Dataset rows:
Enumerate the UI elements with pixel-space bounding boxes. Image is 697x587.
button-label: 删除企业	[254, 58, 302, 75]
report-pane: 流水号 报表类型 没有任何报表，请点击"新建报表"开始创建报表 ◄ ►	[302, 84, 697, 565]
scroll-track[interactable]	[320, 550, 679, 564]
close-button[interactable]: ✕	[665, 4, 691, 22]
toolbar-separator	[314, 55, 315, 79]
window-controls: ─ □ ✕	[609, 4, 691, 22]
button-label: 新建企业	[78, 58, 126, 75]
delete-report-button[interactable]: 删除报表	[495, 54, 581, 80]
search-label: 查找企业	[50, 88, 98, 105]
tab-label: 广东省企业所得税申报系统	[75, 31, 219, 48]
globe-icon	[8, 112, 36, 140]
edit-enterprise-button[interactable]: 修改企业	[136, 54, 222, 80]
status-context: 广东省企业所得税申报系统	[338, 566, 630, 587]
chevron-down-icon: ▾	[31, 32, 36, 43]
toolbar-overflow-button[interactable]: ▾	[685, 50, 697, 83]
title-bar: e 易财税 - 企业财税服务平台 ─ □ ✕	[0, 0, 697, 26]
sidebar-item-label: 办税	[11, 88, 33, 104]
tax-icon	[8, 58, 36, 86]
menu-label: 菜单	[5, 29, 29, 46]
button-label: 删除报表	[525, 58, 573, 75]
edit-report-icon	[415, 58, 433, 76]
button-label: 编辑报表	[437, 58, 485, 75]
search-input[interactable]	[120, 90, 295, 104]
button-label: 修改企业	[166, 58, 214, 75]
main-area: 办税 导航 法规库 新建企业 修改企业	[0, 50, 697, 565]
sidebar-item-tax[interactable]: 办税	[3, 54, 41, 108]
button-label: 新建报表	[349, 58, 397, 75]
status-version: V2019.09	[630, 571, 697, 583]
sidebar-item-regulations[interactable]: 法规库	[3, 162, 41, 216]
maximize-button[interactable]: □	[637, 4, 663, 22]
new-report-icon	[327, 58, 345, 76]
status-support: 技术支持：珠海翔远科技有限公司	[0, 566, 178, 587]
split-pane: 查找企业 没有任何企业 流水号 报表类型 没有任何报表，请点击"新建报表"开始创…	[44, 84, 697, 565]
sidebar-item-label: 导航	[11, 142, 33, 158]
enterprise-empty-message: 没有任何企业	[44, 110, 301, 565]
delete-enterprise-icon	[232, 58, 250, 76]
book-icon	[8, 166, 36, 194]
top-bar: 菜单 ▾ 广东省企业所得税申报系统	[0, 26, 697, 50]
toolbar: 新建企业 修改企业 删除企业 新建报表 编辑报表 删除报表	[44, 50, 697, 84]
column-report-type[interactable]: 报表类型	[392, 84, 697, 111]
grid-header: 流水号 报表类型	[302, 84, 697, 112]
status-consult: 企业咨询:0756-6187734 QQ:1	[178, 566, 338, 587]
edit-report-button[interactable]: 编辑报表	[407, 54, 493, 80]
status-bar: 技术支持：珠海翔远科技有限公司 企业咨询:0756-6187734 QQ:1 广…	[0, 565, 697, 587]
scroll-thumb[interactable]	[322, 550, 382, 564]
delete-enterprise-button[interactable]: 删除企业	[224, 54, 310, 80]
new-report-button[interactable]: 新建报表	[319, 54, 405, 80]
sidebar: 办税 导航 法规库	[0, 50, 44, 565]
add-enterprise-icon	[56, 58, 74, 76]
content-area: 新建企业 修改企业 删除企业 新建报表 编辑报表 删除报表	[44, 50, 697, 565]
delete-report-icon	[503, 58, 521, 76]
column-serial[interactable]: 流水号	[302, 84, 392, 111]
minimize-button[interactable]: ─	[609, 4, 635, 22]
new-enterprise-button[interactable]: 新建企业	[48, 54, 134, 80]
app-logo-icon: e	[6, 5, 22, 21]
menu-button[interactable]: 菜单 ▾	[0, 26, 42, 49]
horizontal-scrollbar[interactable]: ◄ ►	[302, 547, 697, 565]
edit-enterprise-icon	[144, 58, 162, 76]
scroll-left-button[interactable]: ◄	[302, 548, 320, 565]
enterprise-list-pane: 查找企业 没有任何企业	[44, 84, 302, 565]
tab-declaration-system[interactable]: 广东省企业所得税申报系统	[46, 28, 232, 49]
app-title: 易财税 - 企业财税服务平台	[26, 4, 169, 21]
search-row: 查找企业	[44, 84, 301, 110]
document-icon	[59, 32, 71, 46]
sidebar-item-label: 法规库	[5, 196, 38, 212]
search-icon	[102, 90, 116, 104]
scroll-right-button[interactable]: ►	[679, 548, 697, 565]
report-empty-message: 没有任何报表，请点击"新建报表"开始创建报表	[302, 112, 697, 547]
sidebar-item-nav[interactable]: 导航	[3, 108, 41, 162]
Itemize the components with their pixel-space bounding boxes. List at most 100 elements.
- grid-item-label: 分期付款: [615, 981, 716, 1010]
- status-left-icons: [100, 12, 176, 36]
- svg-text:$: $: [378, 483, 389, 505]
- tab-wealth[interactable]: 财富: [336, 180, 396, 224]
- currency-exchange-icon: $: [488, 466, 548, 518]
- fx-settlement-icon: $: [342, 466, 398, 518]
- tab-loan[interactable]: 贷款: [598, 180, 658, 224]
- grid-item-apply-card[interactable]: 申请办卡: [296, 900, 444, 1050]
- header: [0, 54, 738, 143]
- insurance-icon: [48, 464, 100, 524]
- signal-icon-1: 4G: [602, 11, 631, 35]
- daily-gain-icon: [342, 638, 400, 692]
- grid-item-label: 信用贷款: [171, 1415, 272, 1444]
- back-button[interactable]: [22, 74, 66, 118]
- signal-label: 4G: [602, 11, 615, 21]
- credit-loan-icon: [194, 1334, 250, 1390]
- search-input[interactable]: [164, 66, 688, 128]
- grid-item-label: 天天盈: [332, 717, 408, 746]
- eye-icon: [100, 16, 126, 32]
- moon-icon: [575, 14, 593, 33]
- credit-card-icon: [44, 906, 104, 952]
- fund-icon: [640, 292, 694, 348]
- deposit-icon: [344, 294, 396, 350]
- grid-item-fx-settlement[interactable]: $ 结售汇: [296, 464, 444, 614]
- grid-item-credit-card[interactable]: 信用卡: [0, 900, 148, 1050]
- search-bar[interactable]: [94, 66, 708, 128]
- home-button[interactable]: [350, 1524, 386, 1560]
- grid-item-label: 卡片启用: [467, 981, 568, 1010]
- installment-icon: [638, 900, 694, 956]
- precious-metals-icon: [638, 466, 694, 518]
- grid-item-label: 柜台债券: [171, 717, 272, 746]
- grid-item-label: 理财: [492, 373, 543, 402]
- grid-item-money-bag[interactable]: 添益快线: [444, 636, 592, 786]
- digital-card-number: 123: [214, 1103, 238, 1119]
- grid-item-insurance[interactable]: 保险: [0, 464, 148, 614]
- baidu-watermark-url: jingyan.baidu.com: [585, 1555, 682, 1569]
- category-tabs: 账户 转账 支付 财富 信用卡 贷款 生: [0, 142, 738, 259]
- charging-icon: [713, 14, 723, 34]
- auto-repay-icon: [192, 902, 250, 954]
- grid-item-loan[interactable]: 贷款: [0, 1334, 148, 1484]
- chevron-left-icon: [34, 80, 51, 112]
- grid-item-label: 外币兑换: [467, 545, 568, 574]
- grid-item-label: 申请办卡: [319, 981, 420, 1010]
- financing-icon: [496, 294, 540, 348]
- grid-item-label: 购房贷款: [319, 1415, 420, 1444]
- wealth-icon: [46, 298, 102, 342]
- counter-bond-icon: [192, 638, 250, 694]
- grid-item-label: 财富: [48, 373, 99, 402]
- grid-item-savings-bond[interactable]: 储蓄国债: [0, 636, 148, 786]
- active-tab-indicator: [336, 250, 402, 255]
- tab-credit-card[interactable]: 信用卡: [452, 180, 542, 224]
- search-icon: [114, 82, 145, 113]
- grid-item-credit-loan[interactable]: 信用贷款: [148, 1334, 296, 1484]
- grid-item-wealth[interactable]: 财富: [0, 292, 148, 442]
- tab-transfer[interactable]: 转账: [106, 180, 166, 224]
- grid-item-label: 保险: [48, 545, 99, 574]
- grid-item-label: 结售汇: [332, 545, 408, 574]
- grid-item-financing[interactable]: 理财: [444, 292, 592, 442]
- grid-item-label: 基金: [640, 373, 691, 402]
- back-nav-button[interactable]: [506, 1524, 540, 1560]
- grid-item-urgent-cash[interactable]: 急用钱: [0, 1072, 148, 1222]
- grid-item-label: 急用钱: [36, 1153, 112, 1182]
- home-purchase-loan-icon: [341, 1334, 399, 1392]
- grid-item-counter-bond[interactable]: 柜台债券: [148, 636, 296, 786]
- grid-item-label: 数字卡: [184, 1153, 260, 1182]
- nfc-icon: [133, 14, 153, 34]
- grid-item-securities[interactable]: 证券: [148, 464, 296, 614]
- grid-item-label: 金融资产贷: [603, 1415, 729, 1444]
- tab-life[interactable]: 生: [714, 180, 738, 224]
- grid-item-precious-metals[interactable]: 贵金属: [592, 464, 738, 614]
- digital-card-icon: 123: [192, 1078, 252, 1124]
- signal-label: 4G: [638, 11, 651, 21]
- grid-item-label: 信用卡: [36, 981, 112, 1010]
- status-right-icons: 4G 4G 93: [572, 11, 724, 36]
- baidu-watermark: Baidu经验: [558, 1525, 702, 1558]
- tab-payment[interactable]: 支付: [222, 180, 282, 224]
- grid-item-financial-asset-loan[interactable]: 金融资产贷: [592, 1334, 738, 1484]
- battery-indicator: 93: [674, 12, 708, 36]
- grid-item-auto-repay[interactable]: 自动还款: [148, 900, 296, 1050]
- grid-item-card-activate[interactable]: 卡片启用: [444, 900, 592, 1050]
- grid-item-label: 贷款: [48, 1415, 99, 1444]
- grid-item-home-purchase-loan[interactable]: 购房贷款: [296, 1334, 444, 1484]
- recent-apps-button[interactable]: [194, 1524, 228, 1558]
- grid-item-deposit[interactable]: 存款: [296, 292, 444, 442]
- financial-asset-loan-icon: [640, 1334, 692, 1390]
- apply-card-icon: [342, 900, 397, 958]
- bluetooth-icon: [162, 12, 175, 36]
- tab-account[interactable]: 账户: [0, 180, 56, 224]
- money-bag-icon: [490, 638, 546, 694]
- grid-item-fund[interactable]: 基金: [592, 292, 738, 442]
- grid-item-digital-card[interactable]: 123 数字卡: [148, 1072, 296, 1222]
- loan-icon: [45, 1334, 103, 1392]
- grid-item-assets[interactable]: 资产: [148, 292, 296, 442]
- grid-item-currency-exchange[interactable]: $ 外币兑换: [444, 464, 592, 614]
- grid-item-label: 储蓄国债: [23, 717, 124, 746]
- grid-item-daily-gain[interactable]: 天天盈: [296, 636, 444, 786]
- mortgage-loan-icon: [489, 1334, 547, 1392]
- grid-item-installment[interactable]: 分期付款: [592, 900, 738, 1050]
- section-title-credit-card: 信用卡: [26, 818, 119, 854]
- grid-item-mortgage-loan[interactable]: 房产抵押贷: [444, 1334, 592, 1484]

→ Problem to solve
Please rewrite everything from the start of the listing down through the line containing "main-area: 办税 导航" as a numbered list, skipping any blank lines.

→ Task output
1. Enumerate the UI elements with pixel-space bounding boxes. Image is 697x587.
2. button-label: 删除企业	[254, 58, 302, 75]
3. report-pane: 流水号 报表类型 没有任何报表，请点击"新建报表"开始创建报表 ◄ ►	[302, 84, 697, 565]
4. scroll-track[interactable]	[320, 550, 679, 564]
5. close-button[interactable]: ✕	[665, 4, 691, 22]
6. toolbar-separator	[314, 55, 315, 79]
7. window-controls: ─ □ ✕	[609, 4, 691, 22]
8. button-label: 新建企业	[78, 58, 126, 75]
9. delete-report-button[interactable]: 删除报表	[495, 54, 581, 80]
10. search-label: 查找企业	[50, 88, 98, 105]
11. tab-label: 广东省企业所得税申报系统	[75, 31, 219, 48]
12. globe-icon	[8, 112, 36, 140]
13. edit-enterprise-button[interactable]: 修改企业	[136, 54, 222, 80]
14. status-context: 广东省企业所得税申报系统	[338, 566, 630, 587]
15. chevron-down-icon: ▾	[31, 32, 36, 43]
16. toolbar-overflow-button[interactable]: ▾	[685, 50, 697, 83]
17. title-bar: e 易财税 - 企业财税服务平台 ─ □ ✕	[0, 0, 697, 26]
18. sidebar-item-label: 办税	[11, 88, 33, 104]
19. tax-icon	[8, 58, 36, 86]
20. menu-label: 菜单	[5, 29, 29, 46]
21. button-label: 删除报表	[525, 58, 573, 75]
22. edit-report-icon	[415, 58, 433, 76]
23. button-label: 编辑报表	[437, 58, 485, 75]
24. search-input[interactable]	[120, 90, 295, 104]
25. button-label: 修改企业	[166, 58, 214, 75]
26. main-area: 办税 导航 法规库 新建企业 修改企业	[0, 50, 697, 565]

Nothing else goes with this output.